[THE TASK]
All of the material below is to be returned exactly.
==== GIVEN RECORDS
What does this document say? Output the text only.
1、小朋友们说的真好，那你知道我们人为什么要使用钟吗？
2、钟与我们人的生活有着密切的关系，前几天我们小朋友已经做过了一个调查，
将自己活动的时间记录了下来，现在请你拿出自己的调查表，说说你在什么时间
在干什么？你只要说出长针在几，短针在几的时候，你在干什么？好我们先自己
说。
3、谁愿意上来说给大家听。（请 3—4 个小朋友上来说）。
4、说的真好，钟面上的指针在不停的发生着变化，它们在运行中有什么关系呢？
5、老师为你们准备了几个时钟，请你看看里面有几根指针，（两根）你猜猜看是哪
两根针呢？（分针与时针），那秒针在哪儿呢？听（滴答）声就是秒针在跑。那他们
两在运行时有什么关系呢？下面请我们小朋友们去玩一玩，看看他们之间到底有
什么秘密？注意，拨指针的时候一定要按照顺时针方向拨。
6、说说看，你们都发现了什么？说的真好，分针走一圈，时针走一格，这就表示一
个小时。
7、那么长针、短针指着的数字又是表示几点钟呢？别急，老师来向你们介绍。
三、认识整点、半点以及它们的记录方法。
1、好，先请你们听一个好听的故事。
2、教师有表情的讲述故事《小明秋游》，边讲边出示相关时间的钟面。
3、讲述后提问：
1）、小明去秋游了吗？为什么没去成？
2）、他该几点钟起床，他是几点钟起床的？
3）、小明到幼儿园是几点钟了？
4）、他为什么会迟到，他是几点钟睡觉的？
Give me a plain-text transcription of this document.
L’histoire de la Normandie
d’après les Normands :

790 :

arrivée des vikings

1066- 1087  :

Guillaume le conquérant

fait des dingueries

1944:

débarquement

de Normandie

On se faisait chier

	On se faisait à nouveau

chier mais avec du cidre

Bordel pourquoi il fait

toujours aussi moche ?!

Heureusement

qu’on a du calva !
========
[ANSWER TO THIS EXERCISE]
What does this document say? Output the text only.
1、小朋友们说的真好，那你知道我们人为什么要使用钟吗？
2、钟与我们人的生活有着密切的关系，前几天我们小朋友已经做过了一个调查，
将自己活动的时间记录了下来，现在请你拿出自己的调查表，说说你在什么时间
在干什么？你只要说出长针在几，短针在几的时候，你在干什么？好我们先自己
说。
3、谁愿意上来说给大家听。（请 3—4 个小朋友上来说）。
4、说的真好，钟面上的指针在不停的发生着变化，它们在运行中有什么关系呢？
5、老师为你们准备了几个时钟，请你看看里面有几根指针，（两根）你猜猜看是哪
两根针呢？（分针与时针），那秒针在哪儿呢？听（滴答）声就是秒针在跑。那他们
两在运行时有什么关系呢？下面请我们小朋友们去玩一玩，看看他们之间到底有
什么秘密？注意，拨指针的时候一定要按照顺时针方向拨。
6、说说看，你们都发现了什么？说的真好，分针走一圈，时针走一格，这就表示一
个小时。
7、那么长针、短针指着的数字又是表示几点钟呢？别急，老师来向你们介绍。
三、认识整点、半点以及它们的记录方法。
1、好，先请你们听一个好听的故事。
2、教师有表情的讲述故事《小明秋游》，边讲边出示相关时间的钟面。
3、讲述后提问：
1）、小明去秋游了吗？为什么没去成？
2）、他该几点钟起床，他是几点钟起床的？
3）、小明到幼儿园是几点钟了？
4）、他为什么会迟到，他是几点钟睡觉的？
Give me a plain-text transcription of this document.
L’histoire de la Normandie
d’après les Normands :

790 :

arrivée des vikings

1066- 1087  :

Guillaume le conquérant

fait des dingueries

1944:

débarquement

de Normandie

On se faisait chier

	On se faisait à nouveau

chier mais avec du cidre

Bordel pourquoi il fait

toujours aussi moche ?!

Heureusement

qu’on a du calva !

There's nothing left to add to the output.